TEXT SHOWN:

+ + + +

I remember my fourth grade class had a system of “Caught Being Goods,” which were little slips that you got for doing a good thing. Helping someone clean up, etc. But you could also get them for each 15 minutes of reading in your log (which as far as I recall was the only motivation to read outside of school). At the end of the year we had a raffle using CBG’s as currency. I had a literal order of magnitude more CBG’s than some of my friends. Kinda weird that it just gives benefits to the kids who already liked reading, but maybe it was motivation for some kids
Ooh yeah reading logs were why I learned how to forge my parents signatures The teachers wanted you to mark chapters like you read one every day, but since I would read books in one sitting I’d always forget until the class before it was due
I think you nailed it when you said how reading itself should be it's own reward. For my school, having to have read up to a certain chapter before next class made the idea that reading should be work, where the reward is leisure time, when we should be framing reading itself as leisure time
The reason i stopped reading was the enforced reading log, where i had to read 30 minutes a day and get my parents signature. It's also where at age 8 I learned to start forging said signature, convincing my teacher I was crushing double fudge by judy blume.
Me too! My 3rd grade teacher was convinced I was a stellar reader when I couldn't read worth shit. I could read small amounts for the sake of assignments but anything past a 5-10 minutes of reading was beyond me. My mind would wander too easily. Didn't correct the issue until undergrad.

+ + + +

INFORMATION PROVIDED:
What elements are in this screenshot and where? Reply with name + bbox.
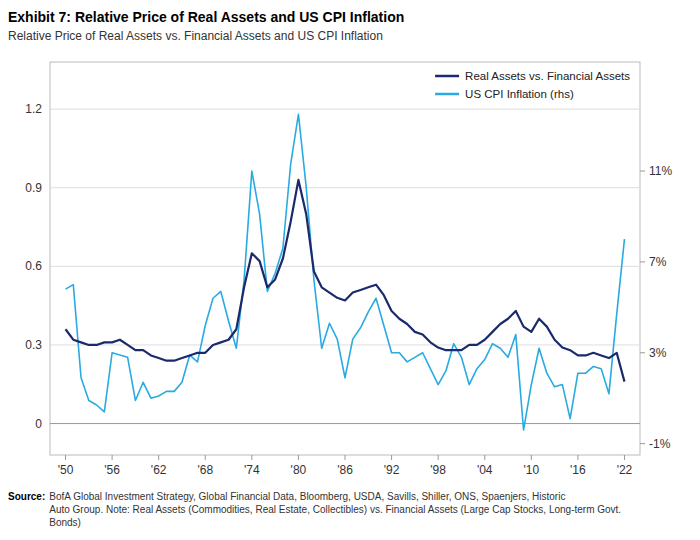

+ + + +

STATED EXERCISE 1:
Answer these about the reading-log comments, one line each:
(a) How much reading in the log earned one "Caught Being Good" slip in the fourth grade class?
(b) How many minutes a day did the enforced reading log require?
(c) In which grade was the teacher convinced the commenter was a stellar reader?
STATED EXERCISE 2:
Write out the reading-log comments from "Me too! My 3rd" to "issue until undergrad.".

WRITTEN REPLY 1:
(a) Each 15 minutes of reading
(b) 30 minutes
(c) 3rd grade

WRITTEN REPLY 2:
Me too! My 3rd grade teacher was convinced I was a stellar reader when I couldn't read worth shit. I could read small amounts for the sake of assignments but anything past a 5-10 minutes of reading was beyond me. My mind would wander too easily. Didn't correct the issue until undergrad.